◆ **EXERCISE DESCRIPTION**
Count every line that has the word "marker" in it; give no more than the number.

◆ **EXTRACTED RECORDS**
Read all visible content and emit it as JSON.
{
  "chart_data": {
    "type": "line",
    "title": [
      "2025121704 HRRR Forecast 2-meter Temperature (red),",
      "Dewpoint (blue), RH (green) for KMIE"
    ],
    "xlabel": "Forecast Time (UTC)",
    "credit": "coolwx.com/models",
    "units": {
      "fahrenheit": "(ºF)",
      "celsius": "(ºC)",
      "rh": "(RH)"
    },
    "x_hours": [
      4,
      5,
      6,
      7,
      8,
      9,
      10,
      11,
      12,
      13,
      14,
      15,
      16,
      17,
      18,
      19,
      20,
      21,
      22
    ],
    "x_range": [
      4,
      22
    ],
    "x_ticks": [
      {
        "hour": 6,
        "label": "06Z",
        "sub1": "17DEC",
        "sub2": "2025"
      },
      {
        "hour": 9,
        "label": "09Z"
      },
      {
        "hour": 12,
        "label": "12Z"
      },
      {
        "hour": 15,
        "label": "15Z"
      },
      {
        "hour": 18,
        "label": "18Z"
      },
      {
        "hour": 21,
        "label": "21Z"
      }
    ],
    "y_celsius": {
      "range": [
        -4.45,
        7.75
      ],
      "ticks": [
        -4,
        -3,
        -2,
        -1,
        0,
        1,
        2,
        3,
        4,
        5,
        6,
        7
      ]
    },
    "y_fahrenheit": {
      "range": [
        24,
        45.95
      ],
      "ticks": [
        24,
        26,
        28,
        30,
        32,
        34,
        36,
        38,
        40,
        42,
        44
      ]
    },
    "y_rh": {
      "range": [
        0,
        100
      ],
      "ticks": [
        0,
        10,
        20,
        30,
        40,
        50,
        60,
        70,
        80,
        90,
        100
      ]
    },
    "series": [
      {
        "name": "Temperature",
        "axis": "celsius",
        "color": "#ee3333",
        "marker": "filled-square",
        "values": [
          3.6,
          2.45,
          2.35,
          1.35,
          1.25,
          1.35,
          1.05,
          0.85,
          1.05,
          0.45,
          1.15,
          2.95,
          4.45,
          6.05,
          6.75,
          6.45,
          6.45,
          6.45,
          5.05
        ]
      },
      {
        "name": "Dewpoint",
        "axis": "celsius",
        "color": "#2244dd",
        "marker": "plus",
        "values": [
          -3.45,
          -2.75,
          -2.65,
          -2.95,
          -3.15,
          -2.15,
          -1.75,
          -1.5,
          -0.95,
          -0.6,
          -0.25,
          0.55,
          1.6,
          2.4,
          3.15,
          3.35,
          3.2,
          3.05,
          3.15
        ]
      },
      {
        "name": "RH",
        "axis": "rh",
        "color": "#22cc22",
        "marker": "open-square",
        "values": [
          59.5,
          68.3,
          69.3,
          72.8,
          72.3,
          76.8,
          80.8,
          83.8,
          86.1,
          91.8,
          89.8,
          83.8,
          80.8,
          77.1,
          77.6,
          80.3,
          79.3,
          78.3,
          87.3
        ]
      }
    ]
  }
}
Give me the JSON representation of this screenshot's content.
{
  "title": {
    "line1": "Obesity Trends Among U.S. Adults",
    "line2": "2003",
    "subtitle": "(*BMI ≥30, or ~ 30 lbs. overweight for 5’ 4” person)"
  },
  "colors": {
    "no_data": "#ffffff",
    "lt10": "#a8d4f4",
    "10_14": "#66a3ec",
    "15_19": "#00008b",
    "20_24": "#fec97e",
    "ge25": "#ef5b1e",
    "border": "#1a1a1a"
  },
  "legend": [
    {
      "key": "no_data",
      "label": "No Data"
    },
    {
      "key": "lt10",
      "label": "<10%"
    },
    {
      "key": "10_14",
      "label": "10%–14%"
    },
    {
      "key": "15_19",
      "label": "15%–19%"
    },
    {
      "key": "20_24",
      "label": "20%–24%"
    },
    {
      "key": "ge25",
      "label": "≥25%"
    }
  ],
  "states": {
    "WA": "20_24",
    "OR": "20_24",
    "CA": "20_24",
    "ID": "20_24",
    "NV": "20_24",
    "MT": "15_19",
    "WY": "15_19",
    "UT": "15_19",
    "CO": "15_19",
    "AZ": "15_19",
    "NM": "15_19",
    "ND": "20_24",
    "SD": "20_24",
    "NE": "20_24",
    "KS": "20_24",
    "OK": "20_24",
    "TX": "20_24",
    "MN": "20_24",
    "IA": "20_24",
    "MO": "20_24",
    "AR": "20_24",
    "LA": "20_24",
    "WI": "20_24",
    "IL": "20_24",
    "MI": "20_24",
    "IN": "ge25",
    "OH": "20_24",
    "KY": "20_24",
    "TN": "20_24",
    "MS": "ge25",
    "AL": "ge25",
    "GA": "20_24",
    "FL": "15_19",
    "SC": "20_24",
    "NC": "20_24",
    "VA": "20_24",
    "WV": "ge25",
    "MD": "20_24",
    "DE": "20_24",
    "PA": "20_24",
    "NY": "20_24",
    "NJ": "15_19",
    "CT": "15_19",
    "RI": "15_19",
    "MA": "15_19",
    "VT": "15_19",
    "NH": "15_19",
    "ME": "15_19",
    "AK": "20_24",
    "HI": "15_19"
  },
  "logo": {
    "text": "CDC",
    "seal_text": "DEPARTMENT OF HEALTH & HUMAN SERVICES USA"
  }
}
---
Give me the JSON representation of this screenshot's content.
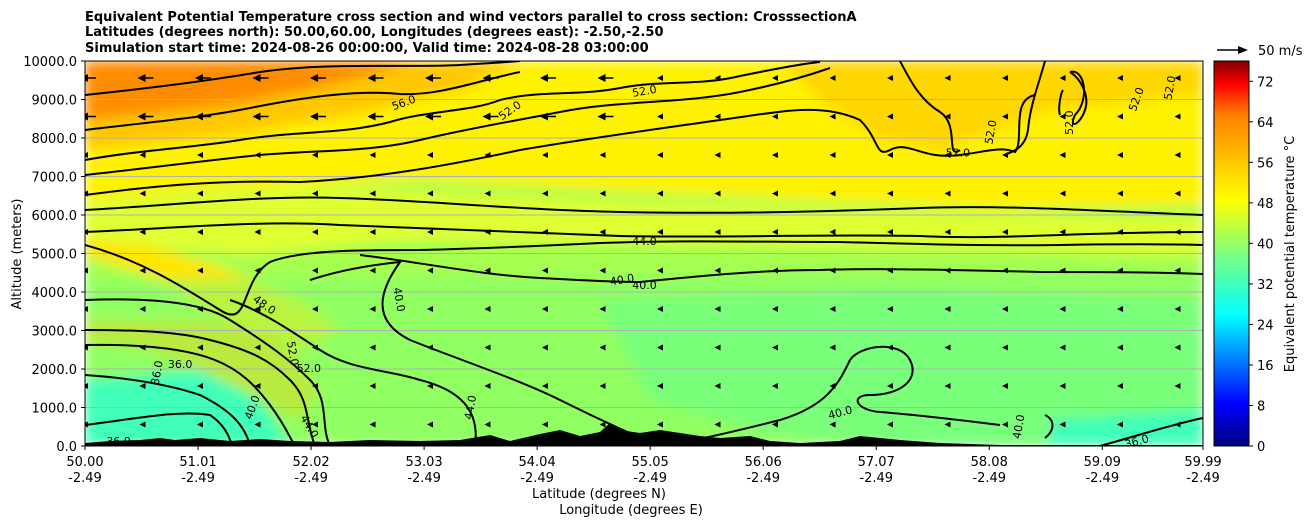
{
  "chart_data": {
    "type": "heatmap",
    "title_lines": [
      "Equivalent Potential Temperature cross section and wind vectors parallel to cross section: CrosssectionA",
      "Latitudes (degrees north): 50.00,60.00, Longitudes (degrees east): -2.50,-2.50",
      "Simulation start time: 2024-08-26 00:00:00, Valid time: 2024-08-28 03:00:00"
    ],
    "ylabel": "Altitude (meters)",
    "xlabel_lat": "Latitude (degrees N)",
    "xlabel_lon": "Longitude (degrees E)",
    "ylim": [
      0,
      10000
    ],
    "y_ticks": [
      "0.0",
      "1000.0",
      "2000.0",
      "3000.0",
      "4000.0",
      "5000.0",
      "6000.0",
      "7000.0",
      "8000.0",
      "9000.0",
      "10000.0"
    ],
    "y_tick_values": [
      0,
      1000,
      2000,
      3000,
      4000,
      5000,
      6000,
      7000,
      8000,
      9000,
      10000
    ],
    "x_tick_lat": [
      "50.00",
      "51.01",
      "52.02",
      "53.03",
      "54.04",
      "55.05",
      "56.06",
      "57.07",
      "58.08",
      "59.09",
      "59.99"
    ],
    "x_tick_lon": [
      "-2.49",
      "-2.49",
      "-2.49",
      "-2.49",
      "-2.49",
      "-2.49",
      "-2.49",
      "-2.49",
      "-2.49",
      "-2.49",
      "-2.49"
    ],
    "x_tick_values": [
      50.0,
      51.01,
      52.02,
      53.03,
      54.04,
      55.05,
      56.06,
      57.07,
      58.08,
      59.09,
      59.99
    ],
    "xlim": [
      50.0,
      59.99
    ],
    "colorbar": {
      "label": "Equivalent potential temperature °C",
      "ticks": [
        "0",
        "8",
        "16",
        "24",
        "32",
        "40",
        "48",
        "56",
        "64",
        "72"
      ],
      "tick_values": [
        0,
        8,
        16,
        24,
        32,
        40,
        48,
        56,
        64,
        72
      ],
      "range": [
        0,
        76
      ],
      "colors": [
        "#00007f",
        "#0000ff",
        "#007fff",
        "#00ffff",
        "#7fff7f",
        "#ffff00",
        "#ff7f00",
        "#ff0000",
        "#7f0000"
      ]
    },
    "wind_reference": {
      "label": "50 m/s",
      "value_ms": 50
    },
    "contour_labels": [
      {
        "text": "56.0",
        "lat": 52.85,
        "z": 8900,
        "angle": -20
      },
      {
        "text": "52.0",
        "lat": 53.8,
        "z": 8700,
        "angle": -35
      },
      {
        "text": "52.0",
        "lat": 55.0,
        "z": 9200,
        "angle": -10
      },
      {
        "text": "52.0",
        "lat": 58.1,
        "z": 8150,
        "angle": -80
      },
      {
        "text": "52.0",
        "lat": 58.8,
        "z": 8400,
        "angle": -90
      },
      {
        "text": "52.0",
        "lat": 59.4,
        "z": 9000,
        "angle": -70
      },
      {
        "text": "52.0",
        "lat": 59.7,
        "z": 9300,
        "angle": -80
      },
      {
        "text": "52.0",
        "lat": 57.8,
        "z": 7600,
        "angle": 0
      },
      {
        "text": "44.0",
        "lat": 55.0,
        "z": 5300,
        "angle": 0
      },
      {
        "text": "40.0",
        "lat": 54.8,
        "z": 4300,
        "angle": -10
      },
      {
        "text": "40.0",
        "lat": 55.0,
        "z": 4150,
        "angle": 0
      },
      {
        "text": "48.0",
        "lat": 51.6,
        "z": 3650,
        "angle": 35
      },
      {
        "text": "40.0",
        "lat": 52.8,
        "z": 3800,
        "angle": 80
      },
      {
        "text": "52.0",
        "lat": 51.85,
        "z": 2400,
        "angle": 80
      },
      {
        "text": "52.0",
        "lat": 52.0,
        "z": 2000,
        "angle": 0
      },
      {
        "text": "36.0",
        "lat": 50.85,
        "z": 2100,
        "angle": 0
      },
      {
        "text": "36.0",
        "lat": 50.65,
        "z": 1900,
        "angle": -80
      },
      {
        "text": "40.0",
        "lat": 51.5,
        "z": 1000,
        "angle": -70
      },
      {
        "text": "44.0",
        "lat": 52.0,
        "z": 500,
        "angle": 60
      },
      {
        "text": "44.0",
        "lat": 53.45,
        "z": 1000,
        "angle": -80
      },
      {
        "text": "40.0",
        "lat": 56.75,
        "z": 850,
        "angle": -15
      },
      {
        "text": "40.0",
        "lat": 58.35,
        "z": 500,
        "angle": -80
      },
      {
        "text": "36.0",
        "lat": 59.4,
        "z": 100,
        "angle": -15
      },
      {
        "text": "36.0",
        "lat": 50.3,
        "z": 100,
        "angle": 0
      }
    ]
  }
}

◆ **EXERCISE OUTPUT**
3